## REQUIREMENT
Leaving out all images, write out the records that follow exactly.

## EXTRACTED INFORMATION
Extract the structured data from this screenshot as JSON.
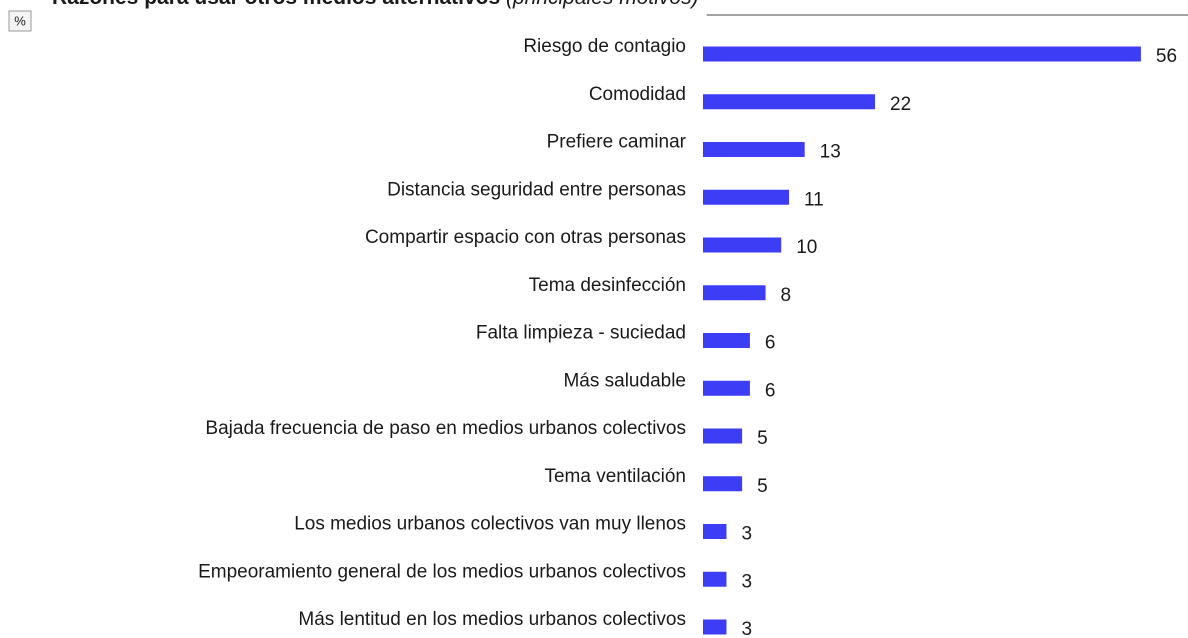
{
  "chart_data": {
    "type": "bar",
    "orientation": "horizontal",
    "title": "Razones para usar otros medios alternativos",
    "subtitle": "(principales motivos)",
    "unit": "%",
    "color": "#3d3df5",
    "categories": [
      "Riesgo de contagio",
      "Comodidad",
      "Prefiere caminar",
      "Distancia seguridad entre personas",
      "Compartir espacio con otras personas",
      "Tema desinfección",
      "Falta limpieza - suciedad",
      "Más saludable",
      "Bajada frecuencia de paso en medios urbanos colectivos",
      "Tema ventilación",
      "Los medios urbanos colectivos van muy llenos",
      "Empeoramiento general de los medios urbanos colectivos",
      "Más lentitud en los medios urbanos colectivos"
    ],
    "values": [
      56,
      22,
      13,
      11,
      10,
      8,
      6,
      6,
      5,
      5,
      3,
      3,
      3
    ]
  }
}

## EXPECTED ANSWER
Extract the structured data from this screenshot as JSON.
{
  "chart_data": {
    "type": "bar",
    "orientation": "horizontal",
    "title": "Razones para usar otros medios alternativos",
    "subtitle": "(principales motivos)",
    "unit": "%",
    "color": "#3d3df5",
    "categories": [
      "Riesgo de contagio",
      "Comodidad",
      "Prefiere caminar",
      "Distancia seguridad entre personas",
      "Compartir espacio con otras personas",
      "Tema desinfección",
      "Falta limpieza - suciedad",
      "Más saludable",
      "Bajada frecuencia de paso en medios urbanos colectivos",
      "Tema ventilación",
      "Los medios urbanos colectivos van muy llenos",
      "Empeoramiento general de los medios urbanos colectivos",
      "Más lentitud en los medios urbanos colectivos"
    ],
    "values": [
      56,
      22,
      13,
      11,
      10,
      8,
      6,
      6,
      5,
      5,
      3,
      3,
      3
    ]
  }
}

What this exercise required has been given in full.